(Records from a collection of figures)
## Start
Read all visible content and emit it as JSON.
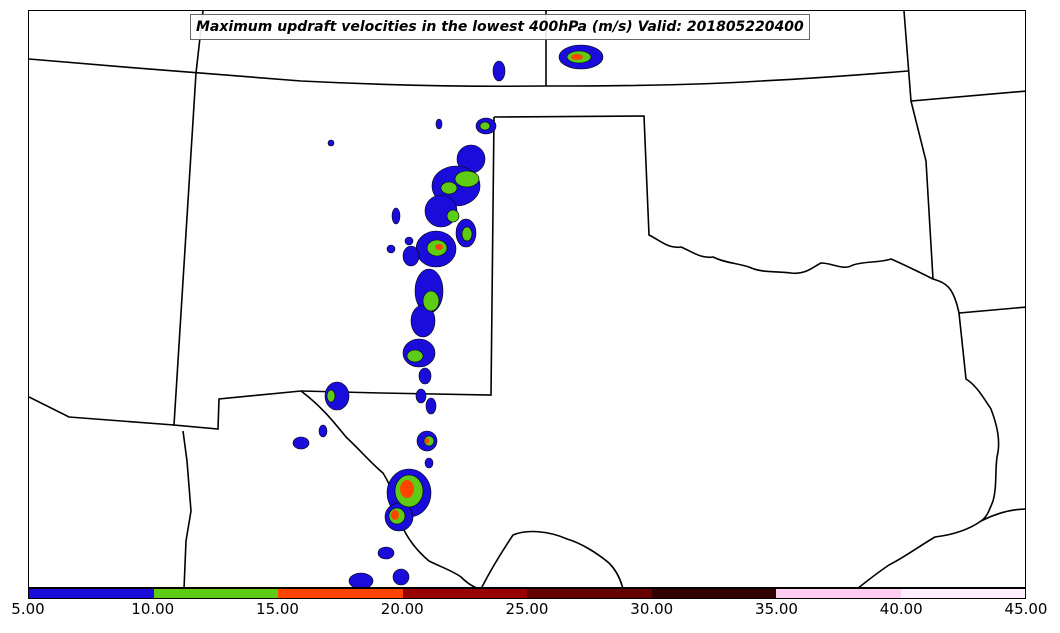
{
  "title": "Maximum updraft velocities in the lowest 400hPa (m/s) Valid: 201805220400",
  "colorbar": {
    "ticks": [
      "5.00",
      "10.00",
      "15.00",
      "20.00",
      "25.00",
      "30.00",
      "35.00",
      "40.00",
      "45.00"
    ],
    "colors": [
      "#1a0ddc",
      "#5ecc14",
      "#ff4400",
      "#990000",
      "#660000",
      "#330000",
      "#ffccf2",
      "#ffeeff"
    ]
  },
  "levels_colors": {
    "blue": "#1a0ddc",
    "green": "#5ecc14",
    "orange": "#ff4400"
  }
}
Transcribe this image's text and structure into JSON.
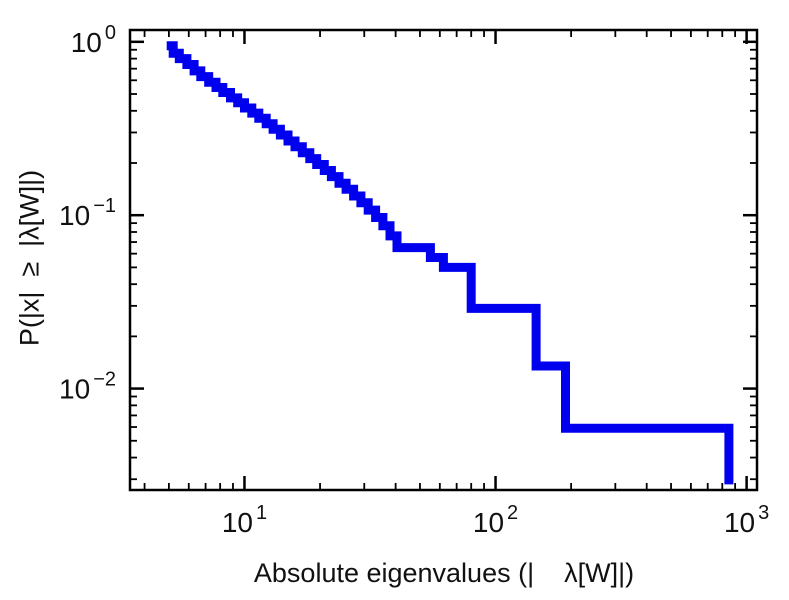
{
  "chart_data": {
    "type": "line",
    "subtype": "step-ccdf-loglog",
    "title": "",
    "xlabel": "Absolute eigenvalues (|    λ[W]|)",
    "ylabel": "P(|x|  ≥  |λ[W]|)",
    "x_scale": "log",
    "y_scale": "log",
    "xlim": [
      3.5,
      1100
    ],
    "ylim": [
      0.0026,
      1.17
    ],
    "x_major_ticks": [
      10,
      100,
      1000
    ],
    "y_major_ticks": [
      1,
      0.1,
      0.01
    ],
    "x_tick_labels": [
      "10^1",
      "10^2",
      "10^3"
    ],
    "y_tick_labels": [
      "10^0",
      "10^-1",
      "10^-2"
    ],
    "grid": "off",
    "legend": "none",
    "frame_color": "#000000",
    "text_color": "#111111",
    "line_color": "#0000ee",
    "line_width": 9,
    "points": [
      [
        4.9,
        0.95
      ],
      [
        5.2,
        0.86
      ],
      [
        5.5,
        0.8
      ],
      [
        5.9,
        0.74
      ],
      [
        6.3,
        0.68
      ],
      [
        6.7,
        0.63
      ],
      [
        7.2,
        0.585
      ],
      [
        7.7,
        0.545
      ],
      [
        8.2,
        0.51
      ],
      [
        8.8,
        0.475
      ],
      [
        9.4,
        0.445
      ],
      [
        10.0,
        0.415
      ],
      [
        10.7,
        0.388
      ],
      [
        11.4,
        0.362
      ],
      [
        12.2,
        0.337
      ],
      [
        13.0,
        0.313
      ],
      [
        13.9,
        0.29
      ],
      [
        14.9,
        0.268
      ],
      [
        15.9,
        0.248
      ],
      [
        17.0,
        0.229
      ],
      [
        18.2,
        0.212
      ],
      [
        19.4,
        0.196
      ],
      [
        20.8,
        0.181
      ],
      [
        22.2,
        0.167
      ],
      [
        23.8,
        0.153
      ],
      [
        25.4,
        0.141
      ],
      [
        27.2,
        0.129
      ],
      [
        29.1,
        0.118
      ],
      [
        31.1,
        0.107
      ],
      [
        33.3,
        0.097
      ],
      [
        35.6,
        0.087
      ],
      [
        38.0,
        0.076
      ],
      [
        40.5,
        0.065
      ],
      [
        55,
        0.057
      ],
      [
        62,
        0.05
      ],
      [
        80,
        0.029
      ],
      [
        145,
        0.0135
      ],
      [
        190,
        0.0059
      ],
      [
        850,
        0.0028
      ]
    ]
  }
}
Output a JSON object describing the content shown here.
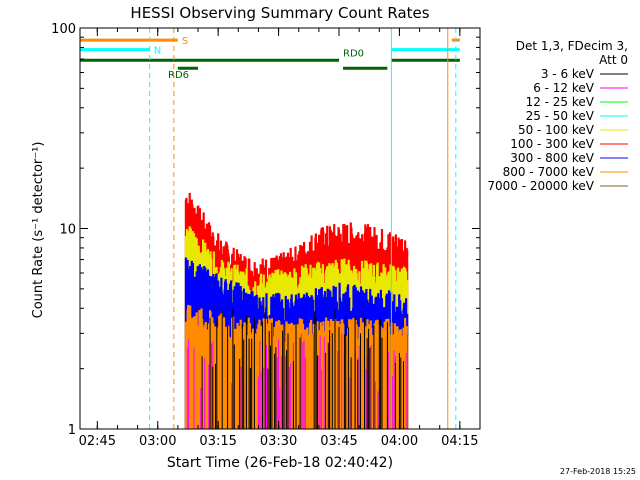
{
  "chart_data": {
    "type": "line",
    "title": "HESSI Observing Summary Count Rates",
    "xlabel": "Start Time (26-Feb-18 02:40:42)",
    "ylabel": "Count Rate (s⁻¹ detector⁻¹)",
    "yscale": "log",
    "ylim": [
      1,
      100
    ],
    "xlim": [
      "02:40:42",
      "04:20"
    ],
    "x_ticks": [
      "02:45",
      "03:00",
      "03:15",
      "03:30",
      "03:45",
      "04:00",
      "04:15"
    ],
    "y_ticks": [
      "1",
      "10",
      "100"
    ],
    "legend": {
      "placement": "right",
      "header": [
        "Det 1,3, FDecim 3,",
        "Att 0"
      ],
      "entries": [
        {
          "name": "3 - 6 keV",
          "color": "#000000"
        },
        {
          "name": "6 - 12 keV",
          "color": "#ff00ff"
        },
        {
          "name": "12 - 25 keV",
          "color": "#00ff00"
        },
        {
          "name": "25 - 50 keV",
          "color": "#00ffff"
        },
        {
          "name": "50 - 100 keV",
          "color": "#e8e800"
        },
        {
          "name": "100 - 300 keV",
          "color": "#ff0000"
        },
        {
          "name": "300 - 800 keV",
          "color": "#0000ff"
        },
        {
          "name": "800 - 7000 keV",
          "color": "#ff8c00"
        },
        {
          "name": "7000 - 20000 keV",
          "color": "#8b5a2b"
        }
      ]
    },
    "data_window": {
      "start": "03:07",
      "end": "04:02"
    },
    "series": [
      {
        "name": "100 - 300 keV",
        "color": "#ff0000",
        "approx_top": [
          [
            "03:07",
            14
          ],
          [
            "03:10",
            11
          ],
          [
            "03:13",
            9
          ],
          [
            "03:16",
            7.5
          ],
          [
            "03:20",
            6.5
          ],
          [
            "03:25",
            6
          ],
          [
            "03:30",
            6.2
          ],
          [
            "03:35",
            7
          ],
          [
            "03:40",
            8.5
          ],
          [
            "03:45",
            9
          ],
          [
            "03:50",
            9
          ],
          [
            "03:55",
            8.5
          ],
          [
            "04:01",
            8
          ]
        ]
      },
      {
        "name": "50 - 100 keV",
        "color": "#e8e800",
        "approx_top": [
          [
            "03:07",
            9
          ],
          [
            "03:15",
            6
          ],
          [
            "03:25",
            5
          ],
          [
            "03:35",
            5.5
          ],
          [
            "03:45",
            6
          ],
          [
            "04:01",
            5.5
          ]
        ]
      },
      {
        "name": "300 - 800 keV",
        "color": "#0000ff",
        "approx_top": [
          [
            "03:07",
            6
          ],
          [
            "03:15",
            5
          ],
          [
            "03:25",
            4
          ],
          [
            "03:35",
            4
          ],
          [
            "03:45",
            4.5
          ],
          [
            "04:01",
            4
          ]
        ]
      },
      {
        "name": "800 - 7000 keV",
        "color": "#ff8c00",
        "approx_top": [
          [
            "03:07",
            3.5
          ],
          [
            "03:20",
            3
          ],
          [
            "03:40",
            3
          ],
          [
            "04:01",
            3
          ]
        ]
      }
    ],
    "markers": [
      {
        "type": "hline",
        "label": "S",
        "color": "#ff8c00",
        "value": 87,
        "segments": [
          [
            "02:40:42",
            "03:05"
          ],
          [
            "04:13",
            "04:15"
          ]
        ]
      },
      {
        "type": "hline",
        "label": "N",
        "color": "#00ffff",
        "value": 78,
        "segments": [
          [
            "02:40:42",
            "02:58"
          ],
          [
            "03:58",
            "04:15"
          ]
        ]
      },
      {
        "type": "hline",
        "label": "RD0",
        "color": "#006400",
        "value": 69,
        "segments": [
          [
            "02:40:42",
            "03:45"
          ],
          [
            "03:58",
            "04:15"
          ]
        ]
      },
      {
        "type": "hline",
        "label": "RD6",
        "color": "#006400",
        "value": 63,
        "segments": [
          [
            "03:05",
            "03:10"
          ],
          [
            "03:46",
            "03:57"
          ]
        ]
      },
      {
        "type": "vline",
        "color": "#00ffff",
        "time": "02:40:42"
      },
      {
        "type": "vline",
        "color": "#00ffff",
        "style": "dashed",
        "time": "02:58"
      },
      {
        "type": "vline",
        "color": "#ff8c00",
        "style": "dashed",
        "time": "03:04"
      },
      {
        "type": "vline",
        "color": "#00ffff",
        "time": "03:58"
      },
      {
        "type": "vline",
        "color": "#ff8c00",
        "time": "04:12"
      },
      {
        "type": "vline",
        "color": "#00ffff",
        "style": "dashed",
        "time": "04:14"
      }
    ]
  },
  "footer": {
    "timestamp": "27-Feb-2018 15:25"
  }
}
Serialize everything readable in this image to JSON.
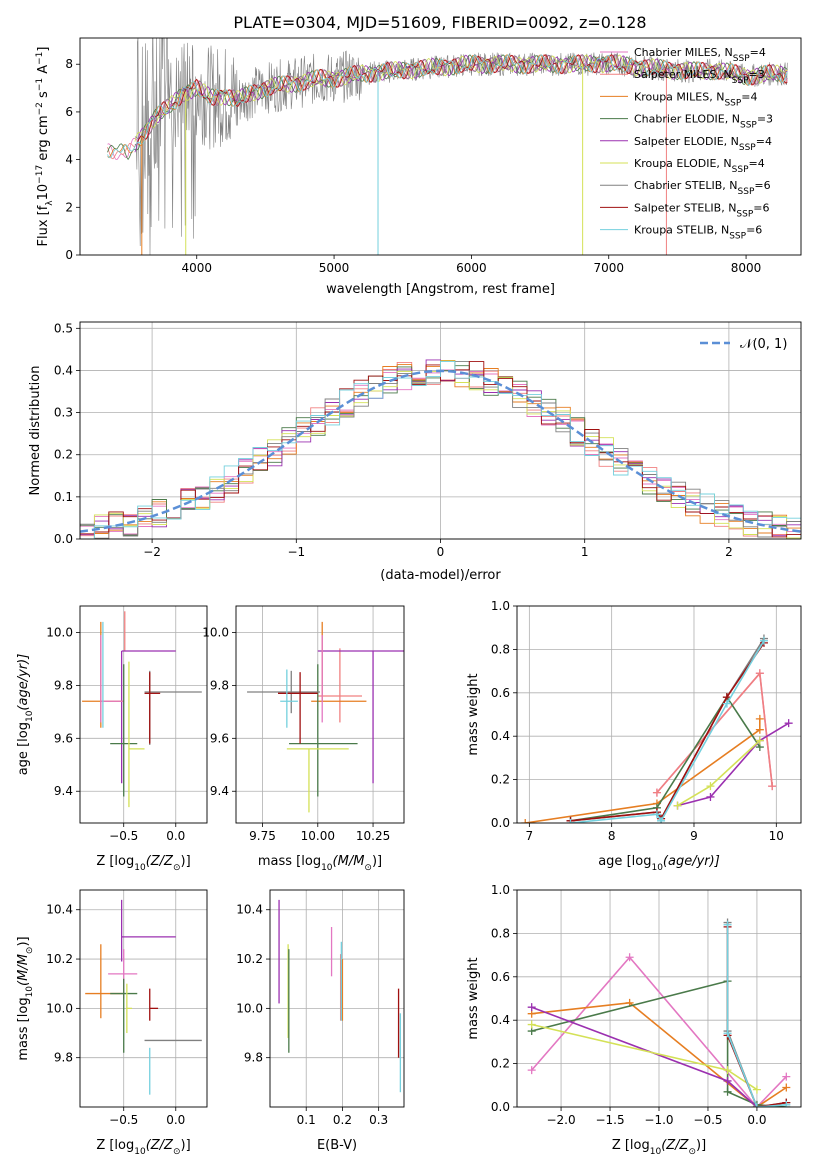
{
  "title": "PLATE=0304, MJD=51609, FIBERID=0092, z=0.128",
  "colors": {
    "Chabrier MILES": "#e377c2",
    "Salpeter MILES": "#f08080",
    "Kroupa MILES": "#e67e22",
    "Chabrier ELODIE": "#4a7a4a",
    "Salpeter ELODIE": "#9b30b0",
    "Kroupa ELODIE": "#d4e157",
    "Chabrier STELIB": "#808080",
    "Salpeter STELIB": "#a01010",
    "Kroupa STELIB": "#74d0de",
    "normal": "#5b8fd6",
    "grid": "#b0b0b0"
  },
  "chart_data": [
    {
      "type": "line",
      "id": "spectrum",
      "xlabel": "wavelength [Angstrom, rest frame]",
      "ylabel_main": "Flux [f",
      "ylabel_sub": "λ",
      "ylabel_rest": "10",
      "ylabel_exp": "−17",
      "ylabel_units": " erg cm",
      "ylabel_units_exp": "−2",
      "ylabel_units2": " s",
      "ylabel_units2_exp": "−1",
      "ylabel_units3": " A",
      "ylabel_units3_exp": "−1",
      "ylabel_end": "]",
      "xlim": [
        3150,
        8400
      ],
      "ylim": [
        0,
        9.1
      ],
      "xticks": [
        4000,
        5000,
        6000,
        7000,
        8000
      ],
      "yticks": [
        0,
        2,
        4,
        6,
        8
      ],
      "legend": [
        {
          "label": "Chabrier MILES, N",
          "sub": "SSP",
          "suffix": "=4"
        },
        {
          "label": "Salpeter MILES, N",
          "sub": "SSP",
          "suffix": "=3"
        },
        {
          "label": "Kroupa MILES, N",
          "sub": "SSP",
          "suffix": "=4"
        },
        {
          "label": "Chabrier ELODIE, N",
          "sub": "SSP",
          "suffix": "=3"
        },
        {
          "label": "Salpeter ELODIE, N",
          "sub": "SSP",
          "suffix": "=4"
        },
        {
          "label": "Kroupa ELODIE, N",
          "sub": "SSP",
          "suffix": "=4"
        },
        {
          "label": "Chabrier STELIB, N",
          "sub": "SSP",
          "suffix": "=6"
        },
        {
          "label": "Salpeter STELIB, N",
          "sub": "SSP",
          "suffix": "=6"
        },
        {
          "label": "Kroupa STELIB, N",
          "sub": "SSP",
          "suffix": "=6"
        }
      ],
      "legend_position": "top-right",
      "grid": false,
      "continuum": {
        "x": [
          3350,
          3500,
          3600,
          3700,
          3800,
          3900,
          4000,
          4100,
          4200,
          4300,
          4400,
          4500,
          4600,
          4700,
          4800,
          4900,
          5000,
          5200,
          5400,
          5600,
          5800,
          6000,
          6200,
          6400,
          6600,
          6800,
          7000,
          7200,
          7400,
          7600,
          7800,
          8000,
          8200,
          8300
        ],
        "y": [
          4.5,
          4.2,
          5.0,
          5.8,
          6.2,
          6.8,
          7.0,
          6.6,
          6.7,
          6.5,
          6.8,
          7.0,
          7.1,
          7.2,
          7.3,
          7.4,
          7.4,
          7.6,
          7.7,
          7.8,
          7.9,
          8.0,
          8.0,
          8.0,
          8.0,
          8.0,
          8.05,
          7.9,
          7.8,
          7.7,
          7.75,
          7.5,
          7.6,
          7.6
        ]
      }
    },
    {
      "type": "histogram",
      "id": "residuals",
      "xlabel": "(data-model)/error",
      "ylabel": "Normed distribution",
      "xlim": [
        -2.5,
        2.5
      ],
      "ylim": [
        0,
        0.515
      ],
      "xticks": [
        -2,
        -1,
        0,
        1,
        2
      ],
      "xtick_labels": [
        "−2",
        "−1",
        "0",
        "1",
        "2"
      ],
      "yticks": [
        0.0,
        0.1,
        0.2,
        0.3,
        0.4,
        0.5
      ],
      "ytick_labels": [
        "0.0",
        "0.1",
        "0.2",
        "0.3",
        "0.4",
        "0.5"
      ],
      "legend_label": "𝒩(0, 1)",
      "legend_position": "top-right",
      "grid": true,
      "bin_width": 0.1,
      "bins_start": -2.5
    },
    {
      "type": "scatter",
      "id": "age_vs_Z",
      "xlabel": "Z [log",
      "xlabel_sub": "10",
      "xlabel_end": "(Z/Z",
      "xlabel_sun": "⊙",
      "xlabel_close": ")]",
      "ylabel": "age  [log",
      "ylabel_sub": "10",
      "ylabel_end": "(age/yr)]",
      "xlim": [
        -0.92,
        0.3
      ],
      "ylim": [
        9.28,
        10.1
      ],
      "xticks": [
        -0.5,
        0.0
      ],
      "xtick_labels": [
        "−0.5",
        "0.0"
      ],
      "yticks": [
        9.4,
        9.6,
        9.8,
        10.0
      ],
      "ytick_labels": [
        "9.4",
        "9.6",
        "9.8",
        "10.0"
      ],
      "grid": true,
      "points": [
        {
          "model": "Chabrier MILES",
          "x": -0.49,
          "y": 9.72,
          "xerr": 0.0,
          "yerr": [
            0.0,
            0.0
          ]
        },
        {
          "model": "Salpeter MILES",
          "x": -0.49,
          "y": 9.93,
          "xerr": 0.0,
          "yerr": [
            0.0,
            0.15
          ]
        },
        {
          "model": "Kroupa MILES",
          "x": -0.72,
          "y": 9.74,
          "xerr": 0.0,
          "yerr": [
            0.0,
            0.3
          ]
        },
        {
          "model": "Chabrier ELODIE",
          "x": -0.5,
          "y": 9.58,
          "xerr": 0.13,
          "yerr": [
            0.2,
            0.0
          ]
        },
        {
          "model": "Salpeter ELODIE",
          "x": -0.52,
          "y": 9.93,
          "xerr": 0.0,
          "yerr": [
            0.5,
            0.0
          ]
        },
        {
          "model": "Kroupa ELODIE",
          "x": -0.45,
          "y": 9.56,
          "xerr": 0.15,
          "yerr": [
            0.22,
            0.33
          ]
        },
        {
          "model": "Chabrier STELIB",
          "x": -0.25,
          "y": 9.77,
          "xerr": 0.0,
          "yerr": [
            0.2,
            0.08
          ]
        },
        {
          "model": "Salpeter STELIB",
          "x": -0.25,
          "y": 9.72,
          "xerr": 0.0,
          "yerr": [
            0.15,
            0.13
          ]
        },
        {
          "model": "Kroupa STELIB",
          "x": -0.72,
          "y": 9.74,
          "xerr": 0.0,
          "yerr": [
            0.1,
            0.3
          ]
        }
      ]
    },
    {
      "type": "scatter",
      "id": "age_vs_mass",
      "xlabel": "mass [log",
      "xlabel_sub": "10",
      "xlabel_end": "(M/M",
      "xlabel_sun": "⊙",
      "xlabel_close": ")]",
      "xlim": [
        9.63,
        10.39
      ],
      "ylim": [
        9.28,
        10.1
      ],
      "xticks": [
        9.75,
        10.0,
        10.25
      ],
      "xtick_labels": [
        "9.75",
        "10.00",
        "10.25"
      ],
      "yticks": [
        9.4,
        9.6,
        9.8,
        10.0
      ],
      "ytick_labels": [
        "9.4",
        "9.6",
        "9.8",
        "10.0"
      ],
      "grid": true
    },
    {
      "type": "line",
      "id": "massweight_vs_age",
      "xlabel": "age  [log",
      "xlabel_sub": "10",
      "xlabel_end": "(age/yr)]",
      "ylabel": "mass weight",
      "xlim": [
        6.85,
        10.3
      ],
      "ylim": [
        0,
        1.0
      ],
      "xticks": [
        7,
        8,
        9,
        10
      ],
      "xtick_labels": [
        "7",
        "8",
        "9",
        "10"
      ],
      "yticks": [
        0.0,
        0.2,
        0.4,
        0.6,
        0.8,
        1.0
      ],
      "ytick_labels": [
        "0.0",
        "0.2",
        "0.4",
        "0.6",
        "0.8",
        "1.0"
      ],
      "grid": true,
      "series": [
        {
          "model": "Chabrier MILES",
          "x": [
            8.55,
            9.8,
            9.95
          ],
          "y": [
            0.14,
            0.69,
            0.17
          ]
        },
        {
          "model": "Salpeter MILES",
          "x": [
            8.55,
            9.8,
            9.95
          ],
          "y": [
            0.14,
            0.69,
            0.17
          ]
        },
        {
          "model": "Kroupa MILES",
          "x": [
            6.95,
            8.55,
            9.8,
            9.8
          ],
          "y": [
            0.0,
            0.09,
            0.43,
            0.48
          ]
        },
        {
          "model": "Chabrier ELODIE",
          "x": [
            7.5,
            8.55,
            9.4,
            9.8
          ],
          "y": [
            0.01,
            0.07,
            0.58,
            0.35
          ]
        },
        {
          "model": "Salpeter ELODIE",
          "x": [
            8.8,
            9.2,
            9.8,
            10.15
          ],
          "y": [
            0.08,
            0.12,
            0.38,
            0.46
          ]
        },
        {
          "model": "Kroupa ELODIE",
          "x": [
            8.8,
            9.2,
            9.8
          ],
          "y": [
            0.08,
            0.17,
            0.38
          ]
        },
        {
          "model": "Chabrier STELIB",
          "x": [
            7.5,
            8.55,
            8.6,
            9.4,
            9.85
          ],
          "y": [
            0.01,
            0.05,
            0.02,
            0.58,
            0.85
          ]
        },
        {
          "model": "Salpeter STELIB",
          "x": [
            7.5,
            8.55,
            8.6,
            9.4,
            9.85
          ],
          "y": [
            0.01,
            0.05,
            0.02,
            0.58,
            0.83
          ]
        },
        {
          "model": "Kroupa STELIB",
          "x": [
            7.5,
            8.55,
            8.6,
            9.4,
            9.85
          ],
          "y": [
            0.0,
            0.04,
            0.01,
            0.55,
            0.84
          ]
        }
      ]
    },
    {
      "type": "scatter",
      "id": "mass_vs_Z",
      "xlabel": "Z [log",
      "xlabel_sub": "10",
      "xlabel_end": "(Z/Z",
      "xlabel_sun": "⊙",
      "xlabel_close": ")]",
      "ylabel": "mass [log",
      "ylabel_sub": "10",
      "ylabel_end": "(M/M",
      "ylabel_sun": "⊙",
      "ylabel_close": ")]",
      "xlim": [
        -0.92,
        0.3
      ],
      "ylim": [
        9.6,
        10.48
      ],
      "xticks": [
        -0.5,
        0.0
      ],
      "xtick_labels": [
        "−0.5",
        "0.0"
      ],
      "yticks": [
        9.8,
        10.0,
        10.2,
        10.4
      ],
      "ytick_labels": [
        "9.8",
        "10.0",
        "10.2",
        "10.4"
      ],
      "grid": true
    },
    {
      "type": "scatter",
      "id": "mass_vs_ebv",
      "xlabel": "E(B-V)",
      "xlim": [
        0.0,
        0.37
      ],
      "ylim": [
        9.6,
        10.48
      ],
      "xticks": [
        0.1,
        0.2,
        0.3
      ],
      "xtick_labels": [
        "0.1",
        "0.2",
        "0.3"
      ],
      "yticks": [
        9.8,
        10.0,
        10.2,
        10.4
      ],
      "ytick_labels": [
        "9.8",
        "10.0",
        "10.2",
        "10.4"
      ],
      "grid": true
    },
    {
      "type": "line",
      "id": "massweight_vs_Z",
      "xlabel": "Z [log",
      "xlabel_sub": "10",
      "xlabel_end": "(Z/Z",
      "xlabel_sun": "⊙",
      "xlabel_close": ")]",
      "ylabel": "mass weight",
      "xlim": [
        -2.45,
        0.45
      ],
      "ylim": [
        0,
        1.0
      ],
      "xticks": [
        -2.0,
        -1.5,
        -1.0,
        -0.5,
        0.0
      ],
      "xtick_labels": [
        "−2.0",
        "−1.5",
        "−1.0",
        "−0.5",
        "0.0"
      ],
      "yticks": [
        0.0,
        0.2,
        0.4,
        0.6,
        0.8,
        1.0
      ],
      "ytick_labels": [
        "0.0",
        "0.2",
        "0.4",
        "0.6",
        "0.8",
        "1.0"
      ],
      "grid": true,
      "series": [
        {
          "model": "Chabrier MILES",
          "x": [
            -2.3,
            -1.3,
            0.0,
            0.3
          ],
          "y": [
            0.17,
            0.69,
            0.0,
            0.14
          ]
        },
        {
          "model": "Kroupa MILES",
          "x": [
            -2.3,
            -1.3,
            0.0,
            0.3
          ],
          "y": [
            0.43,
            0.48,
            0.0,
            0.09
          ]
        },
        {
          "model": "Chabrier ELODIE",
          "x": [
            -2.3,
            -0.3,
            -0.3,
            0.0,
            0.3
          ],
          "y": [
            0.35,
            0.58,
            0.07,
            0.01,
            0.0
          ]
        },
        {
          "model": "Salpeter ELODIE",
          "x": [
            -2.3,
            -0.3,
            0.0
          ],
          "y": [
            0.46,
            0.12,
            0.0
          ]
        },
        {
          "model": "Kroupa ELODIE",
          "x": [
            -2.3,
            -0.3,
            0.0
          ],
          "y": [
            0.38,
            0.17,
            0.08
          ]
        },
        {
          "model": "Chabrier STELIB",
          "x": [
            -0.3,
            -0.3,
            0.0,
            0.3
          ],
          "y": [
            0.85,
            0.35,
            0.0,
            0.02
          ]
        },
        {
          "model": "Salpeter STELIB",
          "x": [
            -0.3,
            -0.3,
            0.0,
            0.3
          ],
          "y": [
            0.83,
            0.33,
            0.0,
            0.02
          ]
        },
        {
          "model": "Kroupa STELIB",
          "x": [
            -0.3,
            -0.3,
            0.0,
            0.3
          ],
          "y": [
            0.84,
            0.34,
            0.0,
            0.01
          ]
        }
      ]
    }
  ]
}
## End
▶ _Work to complete_
Pick out every line above that holds the word "Count" and copy it.

▶ _Task answer_
    "title": "HESSI Observing Summary Count Rates",
    "ylabel": "Count Rate (s⁻¹ detector⁻¹)",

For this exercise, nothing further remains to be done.